● **Task requirements**:
Take every line from the listing below that includes "color" and copy it.

● **Source material**:

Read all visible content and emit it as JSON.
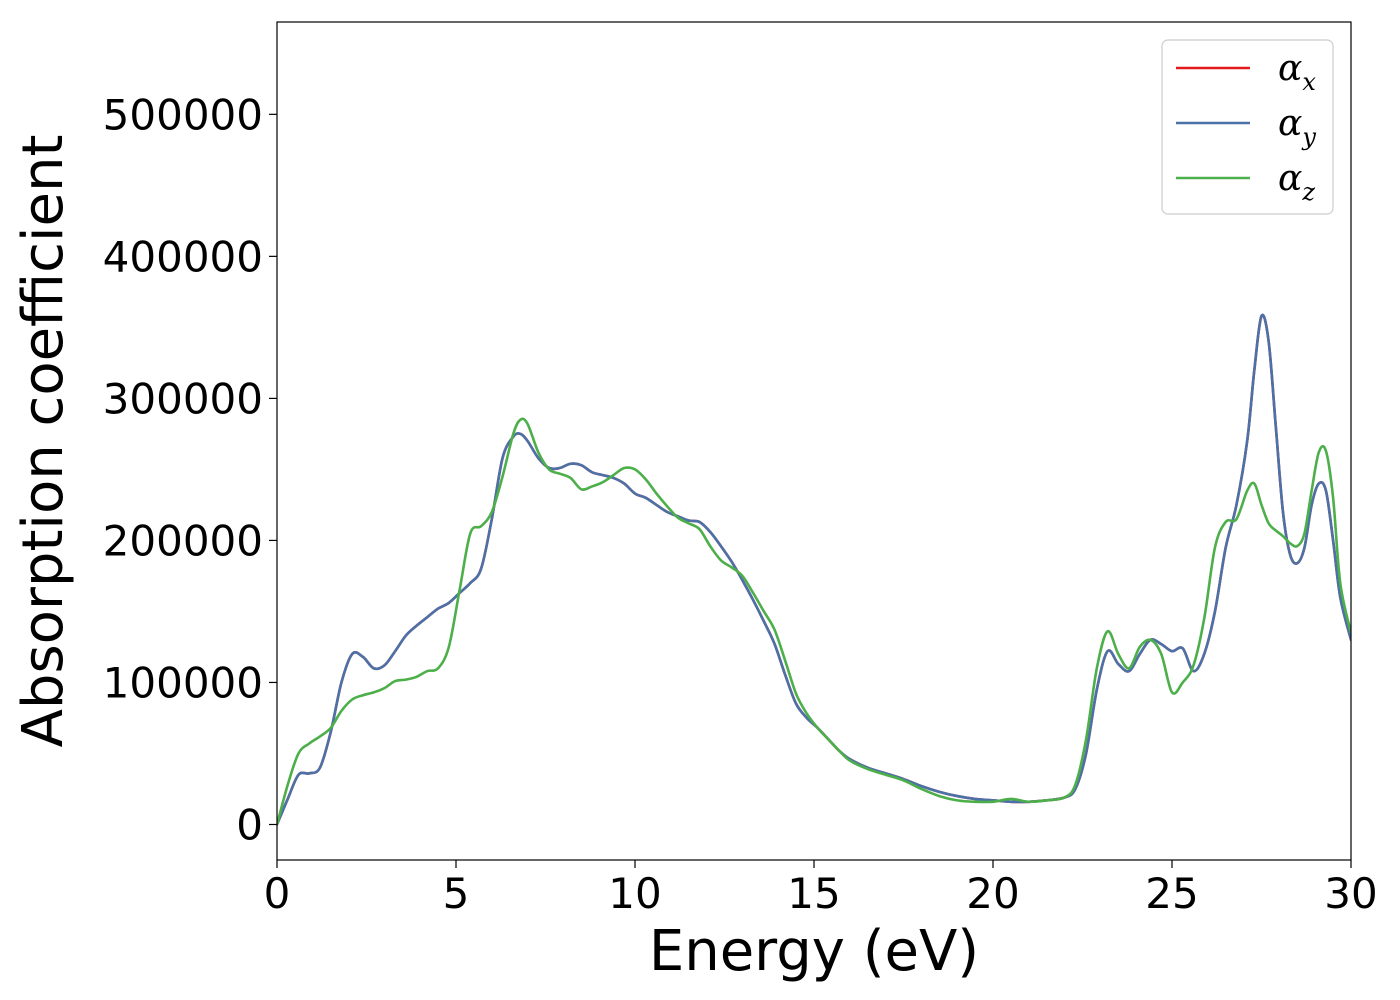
{
  "chart_data": {
    "type": "line",
    "title": "",
    "xlabel": "Energy (eV)",
    "ylabel": "Absorption coefficient",
    "xlim": [
      0,
      30
    ],
    "ylim": [
      -25000,
      565000
    ],
    "x_ticks": [
      0,
      5,
      10,
      15,
      20,
      25,
      30
    ],
    "y_ticks": [
      0,
      100000,
      200000,
      300000,
      400000,
      500000
    ],
    "grid": false,
    "legend_position": "top-right",
    "series": [
      {
        "name": "αx",
        "legend_base": "α",
        "legend_sub": "x",
        "color": "#e41a1c",
        "x": [
          0,
          0.3,
          0.6,
          0.9,
          1.2,
          1.5,
          1.8,
          2.1,
          2.4,
          2.7,
          3.0,
          3.3,
          3.6,
          3.9,
          4.2,
          4.5,
          4.8,
          5.1,
          5.4,
          5.7,
          6.0,
          6.3,
          6.6,
          6.8,
          7.0,
          7.3,
          7.6,
          7.9,
          8.2,
          8.5,
          8.8,
          9.1,
          9.4,
          9.7,
          10.0,
          10.3,
          10.6,
          10.9,
          11.2,
          11.5,
          11.8,
          12.1,
          12.4,
          12.7,
          13.0,
          13.3,
          13.6,
          13.9,
          14.2,
          14.5,
          14.8,
          15.1,
          15.4,
          15.7,
          16.0,
          16.5,
          17.0,
          17.5,
          18.0,
          18.5,
          19.0,
          19.5,
          20.0,
          20.5,
          21.0,
          21.5,
          22.0,
          22.3,
          22.6,
          22.9,
          23.2,
          23.5,
          23.8,
          24.1,
          24.4,
          24.7,
          25.0,
          25.3,
          25.6,
          25.9,
          26.2,
          26.5,
          26.8,
          27.1,
          27.3,
          27.5,
          27.7,
          27.9,
          28.1,
          28.3,
          28.5,
          28.7,
          28.9,
          29.1,
          29.3,
          29.5,
          29.7,
          30.0
        ],
        "values": [
          0,
          18000,
          35000,
          36000,
          40000,
          65000,
          100000,
          120000,
          118000,
          110000,
          112000,
          122000,
          133000,
          140000,
          146000,
          152000,
          156000,
          163000,
          170000,
          180000,
          215000,
          258000,
          273000,
          275000,
          270000,
          258000,
          251000,
          251000,
          254000,
          253000,
          248000,
          246000,
          244000,
          240000,
          233000,
          230000,
          225000,
          220000,
          217000,
          214000,
          213000,
          206000,
          196000,
          185000,
          172000,
          158000,
          143000,
          127000,
          105000,
          85000,
          75000,
          68000,
          60000,
          52000,
          46000,
          40000,
          36000,
          32000,
          27000,
          23000,
          20000,
          18000,
          17000,
          16000,
          16000,
          17000,
          19000,
          25000,
          50000,
          95000,
          122000,
          113000,
          108000,
          120000,
          130000,
          127000,
          122000,
          124000,
          108000,
          120000,
          150000,
          195000,
          225000,
          270000,
          320000,
          358000,
          340000,
          280000,
          220000,
          190000,
          184000,
          195000,
          225000,
          240000,
          235000,
          200000,
          160000,
          130000
        ]
      },
      {
        "name": "αy",
        "legend_base": "α",
        "legend_sub": "y",
        "color": "#4a72a8",
        "x": [
          0,
          0.3,
          0.6,
          0.9,
          1.2,
          1.5,
          1.8,
          2.1,
          2.4,
          2.7,
          3.0,
          3.3,
          3.6,
          3.9,
          4.2,
          4.5,
          4.8,
          5.1,
          5.4,
          5.7,
          6.0,
          6.3,
          6.6,
          6.8,
          7.0,
          7.3,
          7.6,
          7.9,
          8.2,
          8.5,
          8.8,
          9.1,
          9.4,
          9.7,
          10.0,
          10.3,
          10.6,
          10.9,
          11.2,
          11.5,
          11.8,
          12.1,
          12.4,
          12.7,
          13.0,
          13.3,
          13.6,
          13.9,
          14.2,
          14.5,
          14.8,
          15.1,
          15.4,
          15.7,
          16.0,
          16.5,
          17.0,
          17.5,
          18.0,
          18.5,
          19.0,
          19.5,
          20.0,
          20.5,
          21.0,
          21.5,
          22.0,
          22.3,
          22.6,
          22.9,
          23.2,
          23.5,
          23.8,
          24.1,
          24.4,
          24.7,
          25.0,
          25.3,
          25.6,
          25.9,
          26.2,
          26.5,
          26.8,
          27.1,
          27.3,
          27.5,
          27.7,
          27.9,
          28.1,
          28.3,
          28.5,
          28.7,
          28.9,
          29.1,
          29.3,
          29.5,
          29.7,
          30.0
        ],
        "values": [
          0,
          18000,
          35000,
          36000,
          40000,
          65000,
          100000,
          120000,
          118000,
          110000,
          112000,
          122000,
          133000,
          140000,
          146000,
          152000,
          156000,
          163000,
          170000,
          180000,
          215000,
          258000,
          273000,
          275000,
          270000,
          258000,
          251000,
          251000,
          254000,
          253000,
          248000,
          246000,
          244000,
          240000,
          233000,
          230000,
          225000,
          220000,
          217000,
          214000,
          213000,
          206000,
          196000,
          185000,
          172000,
          158000,
          143000,
          127000,
          105000,
          85000,
          75000,
          68000,
          60000,
          52000,
          46000,
          40000,
          36000,
          32000,
          27000,
          23000,
          20000,
          18000,
          17000,
          16000,
          16000,
          17000,
          19000,
          25000,
          50000,
          95000,
          122000,
          113000,
          108000,
          120000,
          130000,
          127000,
          122000,
          124000,
          108000,
          120000,
          150000,
          195000,
          225000,
          270000,
          320000,
          358000,
          340000,
          280000,
          220000,
          190000,
          184000,
          195000,
          225000,
          240000,
          235000,
          200000,
          160000,
          130000
        ]
      },
      {
        "name": "αz",
        "legend_base": "α",
        "legend_sub": "z",
        "color": "#4daf4a",
        "x": [
          0,
          0.3,
          0.6,
          0.9,
          1.2,
          1.5,
          1.8,
          2.1,
          2.4,
          2.7,
          3.0,
          3.3,
          3.6,
          3.9,
          4.2,
          4.5,
          4.8,
          5.1,
          5.4,
          5.7,
          6.0,
          6.3,
          6.6,
          6.8,
          7.0,
          7.3,
          7.6,
          7.9,
          8.2,
          8.5,
          8.8,
          9.1,
          9.4,
          9.7,
          10.0,
          10.3,
          10.6,
          10.9,
          11.2,
          11.5,
          11.8,
          12.1,
          12.4,
          12.7,
          13.0,
          13.3,
          13.6,
          13.9,
          14.2,
          14.5,
          14.8,
          15.1,
          15.4,
          15.7,
          16.0,
          16.5,
          17.0,
          17.5,
          18.0,
          18.5,
          19.0,
          19.5,
          20.0,
          20.5,
          21.0,
          21.5,
          22.0,
          22.3,
          22.6,
          22.9,
          23.2,
          23.5,
          23.8,
          24.1,
          24.4,
          24.7,
          25.0,
          25.3,
          25.6,
          25.9,
          26.2,
          26.5,
          26.8,
          27.1,
          27.3,
          27.5,
          27.7,
          27.9,
          28.1,
          28.3,
          28.5,
          28.7,
          28.9,
          29.1,
          29.3,
          29.5,
          29.7,
          30.0
        ],
        "values": [
          0,
          28000,
          50000,
          57000,
          62000,
          68000,
          80000,
          88000,
          91000,
          93000,
          96000,
          101000,
          102000,
          104000,
          108000,
          110000,
          125000,
          165000,
          205000,
          210000,
          220000,
          245000,
          275000,
          285000,
          282000,
          262000,
          250000,
          247000,
          244000,
          236000,
          238000,
          241000,
          246000,
          251000,
          250000,
          243000,
          233000,
          224000,
          216000,
          212000,
          208000,
          196000,
          186000,
          181000,
          175000,
          163000,
          150000,
          137000,
          115000,
          92000,
          78000,
          68000,
          60000,
          52000,
          45000,
          39000,
          35000,
          31000,
          25000,
          20000,
          17000,
          16000,
          16000,
          18000,
          16000,
          17000,
          19000,
          28000,
          60000,
          110000,
          136000,
          120000,
          110000,
          125000,
          130000,
          120000,
          93000,
          100000,
          112000,
          145000,
          195000,
          213000,
          215000,
          235000,
          240000,
          225000,
          212000,
          207000,
          203000,
          198000,
          196000,
          205000,
          235000,
          262000,
          263000,
          230000,
          170000,
          135000
        ]
      }
    ]
  }
}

● **Response to this task**:
        "color": "#e41a1c",
        "color": "#4a72a8",
        "color": "#4daf4a",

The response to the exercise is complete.